* [Exercise description] Write out all the data again, exactly as it stands.

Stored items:
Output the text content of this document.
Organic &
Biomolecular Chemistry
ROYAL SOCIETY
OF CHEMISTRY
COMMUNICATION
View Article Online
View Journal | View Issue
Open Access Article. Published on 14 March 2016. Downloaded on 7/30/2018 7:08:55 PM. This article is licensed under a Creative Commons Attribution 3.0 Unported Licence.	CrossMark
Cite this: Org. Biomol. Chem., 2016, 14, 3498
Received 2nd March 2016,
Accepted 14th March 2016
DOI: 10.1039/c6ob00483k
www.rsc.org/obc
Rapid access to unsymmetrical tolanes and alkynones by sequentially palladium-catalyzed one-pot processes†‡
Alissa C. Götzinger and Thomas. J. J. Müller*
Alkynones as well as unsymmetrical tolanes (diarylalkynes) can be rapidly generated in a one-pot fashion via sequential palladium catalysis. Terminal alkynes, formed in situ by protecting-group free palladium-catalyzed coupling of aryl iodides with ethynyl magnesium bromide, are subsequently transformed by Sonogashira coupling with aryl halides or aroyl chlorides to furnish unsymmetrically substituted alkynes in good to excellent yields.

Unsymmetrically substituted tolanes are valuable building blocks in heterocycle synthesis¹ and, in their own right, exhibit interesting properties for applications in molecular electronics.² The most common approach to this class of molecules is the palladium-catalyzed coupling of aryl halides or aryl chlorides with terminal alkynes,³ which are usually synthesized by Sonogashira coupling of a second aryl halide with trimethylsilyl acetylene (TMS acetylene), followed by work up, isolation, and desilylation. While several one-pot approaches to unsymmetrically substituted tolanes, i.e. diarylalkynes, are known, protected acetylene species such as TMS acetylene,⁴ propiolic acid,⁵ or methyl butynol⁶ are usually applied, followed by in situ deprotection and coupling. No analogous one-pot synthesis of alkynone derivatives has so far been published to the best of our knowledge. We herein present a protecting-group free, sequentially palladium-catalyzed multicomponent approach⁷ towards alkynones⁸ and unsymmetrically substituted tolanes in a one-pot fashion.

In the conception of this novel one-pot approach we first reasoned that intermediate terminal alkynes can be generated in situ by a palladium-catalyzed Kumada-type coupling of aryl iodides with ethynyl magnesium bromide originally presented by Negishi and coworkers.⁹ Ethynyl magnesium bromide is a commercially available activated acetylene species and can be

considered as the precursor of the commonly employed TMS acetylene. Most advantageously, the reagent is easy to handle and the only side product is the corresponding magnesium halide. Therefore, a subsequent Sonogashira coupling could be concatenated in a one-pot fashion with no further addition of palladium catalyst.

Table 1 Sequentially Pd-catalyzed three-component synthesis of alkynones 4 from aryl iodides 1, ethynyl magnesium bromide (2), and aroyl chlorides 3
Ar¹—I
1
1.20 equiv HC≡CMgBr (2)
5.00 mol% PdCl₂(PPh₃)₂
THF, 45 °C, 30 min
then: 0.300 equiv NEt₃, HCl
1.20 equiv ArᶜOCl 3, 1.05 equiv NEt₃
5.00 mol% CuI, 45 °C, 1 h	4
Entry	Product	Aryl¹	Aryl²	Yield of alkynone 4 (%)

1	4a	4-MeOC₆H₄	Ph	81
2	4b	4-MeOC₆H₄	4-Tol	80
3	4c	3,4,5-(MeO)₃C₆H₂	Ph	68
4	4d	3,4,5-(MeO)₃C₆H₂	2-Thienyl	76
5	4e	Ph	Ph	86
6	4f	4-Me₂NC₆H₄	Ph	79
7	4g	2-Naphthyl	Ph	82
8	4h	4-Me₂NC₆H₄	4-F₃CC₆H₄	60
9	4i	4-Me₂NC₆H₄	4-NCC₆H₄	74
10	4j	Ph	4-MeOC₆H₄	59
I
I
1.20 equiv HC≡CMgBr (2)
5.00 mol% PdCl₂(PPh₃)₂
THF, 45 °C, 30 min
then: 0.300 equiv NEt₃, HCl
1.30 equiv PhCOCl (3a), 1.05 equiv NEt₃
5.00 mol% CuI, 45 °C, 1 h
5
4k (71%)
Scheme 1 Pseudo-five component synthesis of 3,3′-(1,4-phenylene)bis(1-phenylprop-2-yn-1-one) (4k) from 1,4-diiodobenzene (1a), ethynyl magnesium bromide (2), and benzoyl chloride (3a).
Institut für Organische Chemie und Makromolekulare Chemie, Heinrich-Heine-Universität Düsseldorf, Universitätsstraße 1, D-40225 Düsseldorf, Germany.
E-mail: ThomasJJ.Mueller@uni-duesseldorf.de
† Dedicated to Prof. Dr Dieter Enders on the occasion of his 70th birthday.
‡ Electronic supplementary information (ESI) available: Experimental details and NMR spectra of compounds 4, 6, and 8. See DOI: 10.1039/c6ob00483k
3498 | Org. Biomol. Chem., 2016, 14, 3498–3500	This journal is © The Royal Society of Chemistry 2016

* [Exercise output]
Output the text content of this document.
Organic &
Biomolecular Chemistry
ROYAL SOCIETY
OF CHEMISTRY
COMMUNICATION
View Article Online
View Journal | View Issue
Open Access Article. Published on 14 March 2016. Downloaded on 7/30/2018 7:08:55 PM. This article is licensed under a Creative Commons Attribution 3.0 Unported Licence.	CrossMark
Cite this: Org. Biomol. Chem., 2016, 14, 3498
Received 2nd March 2016,
Accepted 14th March 2016
DOI: 10.1039/c6ob00483k
www.rsc.org/obc
Rapid access to unsymmetrical tolanes and alkynones by sequentially palladium-catalyzed one-pot processes†‡
Alissa C. Götzinger and Thomas. J. J. Müller*
Alkynones as well as unsymmetrical tolanes (diarylalkynes) can be rapidly generated in a one-pot fashion via sequential palladium catalysis. Terminal alkynes, formed in situ by protecting-group free palladium-catalyzed coupling of aryl iodides with ethynyl magnesium bromide, are subsequently transformed by Sonogashira coupling with aryl halides or aroyl chlorides to furnish unsymmetrically substituted alkynes in good to excellent yields.

Unsymmetrically substituted tolanes are valuable building blocks in heterocycle synthesis¹ and, in their own right, exhibit interesting properties for applications in molecular electronics.² The most common approach to this class of molecules is the palladium-catalyzed coupling of aryl halides or aryl chlorides with terminal alkynes,³ which are usually synthesized by Sonogashira coupling of a second aryl halide with trimethylsilyl acetylene (TMS acetylene), followed by work up, isolation, and desilylation. While several one-pot approaches to unsymmetrically substituted tolanes, i.e. diarylalkynes, are known, protected acetylene species such as TMS acetylene,⁴ propiolic acid,⁵ or methyl butynol⁶ are usually applied, followed by in situ deprotection and coupling. No analogous one-pot synthesis of alkynone derivatives has so far been published to the best of our knowledge. We herein present a protecting-group free, sequentially palladium-catalyzed multicomponent approach⁷ towards alkynones⁸ and unsymmetrically substituted tolanes in a one-pot fashion.

In the conception of this novel one-pot approach we first reasoned that intermediate terminal alkynes can be generated in situ by a palladium-catalyzed Kumada-type coupling of aryl iodides with ethynyl magnesium bromide originally presented by Negishi and coworkers.⁹ Ethynyl magnesium bromide is a commercially available activated acetylene species and can be

considered as the precursor of the commonly employed TMS acetylene. Most advantageously, the reagent is easy to handle and the only side product is the corresponding magnesium halide. Therefore, a subsequent Sonogashira coupling could be concatenated in a one-pot fashion with no further addition of palladium catalyst.

Table 1 Sequentially Pd-catalyzed three-component synthesis of alkynones 4 from aryl iodides 1, ethynyl magnesium bromide (2), and aroyl chlorides 3
Ar¹—I
1
1.20 equiv HC≡CMgBr (2)
5.00 mol% PdCl₂(PPh₃)₂
THF, 45 °C, 30 min
then: 0.300 equiv NEt₃, HCl
1.20 equiv ArᶜOCl 3, 1.05 equiv NEt₃
5.00 mol% CuI, 45 °C, 1 h	4
Entry	Product	Aryl¹	Aryl²	Yield of alkynone 4 (%)

1	4a	4-MeOC₆H₄	Ph	81
2	4b	4-MeOC₆H₄	4-Tol	80
3	4c	3,4,5-(MeO)₃C₆H₂	Ph	68
4	4d	3,4,5-(MeO)₃C₆H₂	2-Thienyl	76
5	4e	Ph	Ph	86
6	4f	4-Me₂NC₆H₄	Ph	79
7	4g	2-Naphthyl	Ph	82
8	4h	4-Me₂NC₆H₄	4-F₃CC₆H₄	60
9	4i	4-Me₂NC₆H₄	4-NCC₆H₄	74
10	4j	Ph	4-MeOC₆H₄	59
I
I
1.20 equiv HC≡CMgBr (2)
5.00 mol% PdCl₂(PPh₃)₂
THF, 45 °C, 30 min
then: 0.300 equiv NEt₃, HCl
1.30 equiv PhCOCl (3a), 1.05 equiv NEt₃
5.00 mol% CuI, 45 °C, 1 h
5
4k (71%)
Scheme 1 Pseudo-five component synthesis of 3,3′-(1,4-phenylene)bis(1-phenylprop-2-yn-1-one) (4k) from 1,4-diiodobenzene (1a), ethynyl magnesium bromide (2), and benzoyl chloride (3a).
Institut für Organische Chemie und Makromolekulare Chemie, Heinrich-Heine-Universität Düsseldorf, Universitätsstraße 1, D-40225 Düsseldorf, Germany.
E-mail: ThomasJJ.Mueller@uni-duesseldorf.de
† Dedicated to Prof. Dr Dieter Enders on the occasion of his 70th birthday.
‡ Electronic supplementary information (ESI) available: Experimental details and NMR spectra of compounds 4, 6, and 8. See DOI: 10.1039/c6ob00483k
3498 | Org. Biomol. Chem., 2016, 14, 3498–3500	This journal is © The Royal Society of Chemistry 2016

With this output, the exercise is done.